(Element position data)

——

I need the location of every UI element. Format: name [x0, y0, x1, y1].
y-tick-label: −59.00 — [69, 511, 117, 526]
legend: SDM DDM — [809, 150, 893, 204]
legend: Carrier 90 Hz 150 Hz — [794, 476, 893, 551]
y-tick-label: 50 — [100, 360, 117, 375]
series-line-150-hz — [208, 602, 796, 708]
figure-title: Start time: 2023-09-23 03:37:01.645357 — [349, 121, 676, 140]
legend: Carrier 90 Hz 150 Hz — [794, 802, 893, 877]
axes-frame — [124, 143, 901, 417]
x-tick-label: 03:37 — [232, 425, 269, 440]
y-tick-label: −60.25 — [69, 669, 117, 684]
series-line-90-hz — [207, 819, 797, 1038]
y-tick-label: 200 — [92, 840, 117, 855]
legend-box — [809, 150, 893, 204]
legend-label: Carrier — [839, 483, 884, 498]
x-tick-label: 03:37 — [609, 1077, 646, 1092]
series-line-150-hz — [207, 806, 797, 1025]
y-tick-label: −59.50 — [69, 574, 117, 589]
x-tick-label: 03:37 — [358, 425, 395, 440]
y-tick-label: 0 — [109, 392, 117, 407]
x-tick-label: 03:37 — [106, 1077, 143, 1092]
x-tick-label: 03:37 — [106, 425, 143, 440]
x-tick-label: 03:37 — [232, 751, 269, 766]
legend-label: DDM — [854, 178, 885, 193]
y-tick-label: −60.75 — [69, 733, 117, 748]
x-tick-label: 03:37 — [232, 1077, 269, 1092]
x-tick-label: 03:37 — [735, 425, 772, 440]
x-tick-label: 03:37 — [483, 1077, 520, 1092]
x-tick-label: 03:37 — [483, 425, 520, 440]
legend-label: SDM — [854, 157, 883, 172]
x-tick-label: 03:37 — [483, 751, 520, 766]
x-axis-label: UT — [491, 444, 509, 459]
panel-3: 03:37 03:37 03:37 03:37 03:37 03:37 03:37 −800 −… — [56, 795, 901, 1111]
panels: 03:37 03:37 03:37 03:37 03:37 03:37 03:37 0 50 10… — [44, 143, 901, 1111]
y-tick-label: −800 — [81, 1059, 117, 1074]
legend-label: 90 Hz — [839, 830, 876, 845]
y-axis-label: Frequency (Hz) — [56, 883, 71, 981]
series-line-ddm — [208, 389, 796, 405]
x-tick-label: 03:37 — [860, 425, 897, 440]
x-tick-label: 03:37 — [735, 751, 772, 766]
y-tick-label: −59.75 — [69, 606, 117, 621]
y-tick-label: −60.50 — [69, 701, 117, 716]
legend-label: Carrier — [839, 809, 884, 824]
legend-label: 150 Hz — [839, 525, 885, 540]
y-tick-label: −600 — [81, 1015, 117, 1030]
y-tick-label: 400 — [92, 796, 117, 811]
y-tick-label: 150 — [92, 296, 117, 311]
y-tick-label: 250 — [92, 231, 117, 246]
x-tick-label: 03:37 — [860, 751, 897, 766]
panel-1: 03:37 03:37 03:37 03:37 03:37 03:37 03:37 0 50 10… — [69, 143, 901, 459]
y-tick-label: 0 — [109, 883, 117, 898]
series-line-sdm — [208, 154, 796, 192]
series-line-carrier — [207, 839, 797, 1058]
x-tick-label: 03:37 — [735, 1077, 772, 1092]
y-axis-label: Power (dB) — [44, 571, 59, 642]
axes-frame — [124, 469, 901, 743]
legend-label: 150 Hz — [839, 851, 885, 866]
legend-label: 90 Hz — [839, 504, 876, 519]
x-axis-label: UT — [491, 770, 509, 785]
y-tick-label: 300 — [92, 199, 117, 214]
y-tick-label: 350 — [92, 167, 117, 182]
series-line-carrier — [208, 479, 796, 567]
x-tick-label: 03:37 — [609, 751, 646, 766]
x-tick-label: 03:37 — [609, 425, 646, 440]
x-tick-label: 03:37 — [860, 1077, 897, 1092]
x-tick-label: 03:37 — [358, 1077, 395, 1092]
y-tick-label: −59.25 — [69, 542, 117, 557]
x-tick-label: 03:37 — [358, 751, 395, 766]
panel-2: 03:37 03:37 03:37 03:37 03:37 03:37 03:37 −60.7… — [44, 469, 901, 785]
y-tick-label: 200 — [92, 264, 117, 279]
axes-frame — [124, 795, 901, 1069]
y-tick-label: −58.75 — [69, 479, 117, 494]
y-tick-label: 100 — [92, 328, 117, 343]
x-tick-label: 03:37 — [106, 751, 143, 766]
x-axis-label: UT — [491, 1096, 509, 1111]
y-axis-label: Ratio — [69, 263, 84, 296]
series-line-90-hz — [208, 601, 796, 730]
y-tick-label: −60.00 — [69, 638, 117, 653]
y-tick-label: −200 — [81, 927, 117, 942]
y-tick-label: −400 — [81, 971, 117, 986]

——

• Stated task:
Reproduce every one of the lines above verbatim, from first to last.

• Reply to the exercise:
I need the location of every UI element. Format: name [x0, y0, x1, y1].
y-tick-label: −59.00 — [69, 511, 117, 526]
legend: SDM DDM — [809, 150, 893, 204]
legend: Carrier 90 Hz 150 Hz — [794, 476, 893, 551]
y-tick-label: 50 — [100, 360, 117, 375]
series-line-150-hz — [208, 602, 796, 708]
figure-title: Start time: 2023-09-23 03:37:01.645357 — [349, 121, 676, 140]
legend: Carrier 90 Hz 150 Hz — [794, 802, 893, 877]
axes-frame — [124, 143, 901, 417]
x-tick-label: 03:37 — [232, 425, 269, 440]
y-tick-label: −60.25 — [69, 669, 117, 684]
series-line-90-hz — [207, 819, 797, 1038]
y-tick-label: 200 — [92, 840, 117, 855]
legend-box — [809, 150, 893, 204]
legend-label: Carrier — [839, 483, 884, 498]
x-tick-label: 03:37 — [609, 1077, 646, 1092]
series-line-150-hz — [207, 806, 797, 1025]
y-tick-label: −59.50 — [69, 574, 117, 589]
x-tick-label: 03:37 — [358, 425, 395, 440]
y-tick-label: 0 — [109, 392, 117, 407]
x-tick-label: 03:37 — [106, 1077, 143, 1092]
x-tick-label: 03:37 — [106, 425, 143, 440]
x-tick-label: 03:37 — [232, 751, 269, 766]
legend-label: DDM — [854, 178, 885, 193]
y-tick-label: −60.75 — [69, 733, 117, 748]
x-tick-label: 03:37 — [232, 1077, 269, 1092]
x-tick-label: 03:37 — [735, 425, 772, 440]
x-tick-label: 03:37 — [483, 1077, 520, 1092]
x-tick-label: 03:37 — [483, 425, 520, 440]
legend-label: SDM — [854, 157, 883, 172]
x-tick-label: 03:37 — [483, 751, 520, 766]
x-axis-label: UT — [491, 444, 509, 459]
panel-3: 03:37 03:37 03:37 03:37 03:37 03:37 03:37 −800 −… — [56, 795, 901, 1111]
panels: 03:37 03:37 03:37 03:37 03:37 03:37 03:37 0 50 10… — [44, 143, 901, 1111]
y-tick-label: −800 — [81, 1059, 117, 1074]
legend-label: 90 Hz — [839, 830, 876, 845]
y-axis-label: Frequency (Hz) — [56, 883, 71, 981]
series-line-ddm — [208, 389, 796, 405]
x-tick-label: 03:37 — [860, 425, 897, 440]
x-tick-label: 03:37 — [735, 751, 772, 766]
y-tick-label: −59.75 — [69, 606, 117, 621]
y-tick-label: −60.50 — [69, 701, 117, 716]
legend-label: Carrier — [839, 809, 884, 824]
legend-label: 150 Hz — [839, 525, 885, 540]
y-tick-label: −600 — [81, 1015, 117, 1030]
y-tick-label: 400 — [92, 796, 117, 811]
y-tick-label: 150 — [92, 296, 117, 311]
y-tick-label: 250 — [92, 231, 117, 246]
x-tick-label: 03:37 — [860, 751, 897, 766]
panel-1: 03:37 03:37 03:37 03:37 03:37 03:37 03:37 0 50 10… — [69, 143, 901, 459]
y-tick-label: 0 — [109, 883, 117, 898]
series-line-sdm — [208, 154, 796, 192]
series-line-carrier — [207, 839, 797, 1058]
x-tick-label: 03:37 — [735, 1077, 772, 1092]
y-axis-label: Power (dB) — [44, 571, 59, 642]
axes-frame — [124, 469, 901, 743]
legend-label: 150 Hz — [839, 851, 885, 866]
legend-label: 90 Hz — [839, 504, 876, 519]
x-axis-label: UT — [491, 770, 509, 785]
y-tick-label: 300 — [92, 199, 117, 214]
y-tick-label: 350 — [92, 167, 117, 182]
series-line-carrier — [208, 479, 796, 567]
x-tick-label: 03:37 — [609, 751, 646, 766]
x-tick-label: 03:37 — [609, 425, 646, 440]
x-tick-label: 03:37 — [860, 1077, 897, 1092]
x-tick-label: 03:37 — [358, 1077, 395, 1092]
y-tick-label: −59.25 — [69, 542, 117, 557]
x-tick-label: 03:37 — [358, 751, 395, 766]
panel-2: 03:37 03:37 03:37 03:37 03:37 03:37 03:37 −60.7… — [44, 469, 901, 785]
y-tick-label: 200 — [92, 264, 117, 279]
axes-frame — [124, 795, 901, 1069]
y-tick-label: −58.75 — [69, 479, 117, 494]
y-tick-label: 100 — [92, 328, 117, 343]
x-tick-label: 03:37 — [106, 751, 143, 766]
x-axis-label: UT — [491, 1096, 509, 1111]
y-axis-label: Ratio — [69, 263, 84, 296]
series-line-90-hz — [208, 601, 796, 730]
y-tick-label: −60.00 — [69, 638, 117, 653]
y-tick-label: −200 — [81, 927, 117, 942]
y-tick-label: −400 — [81, 971, 117, 986]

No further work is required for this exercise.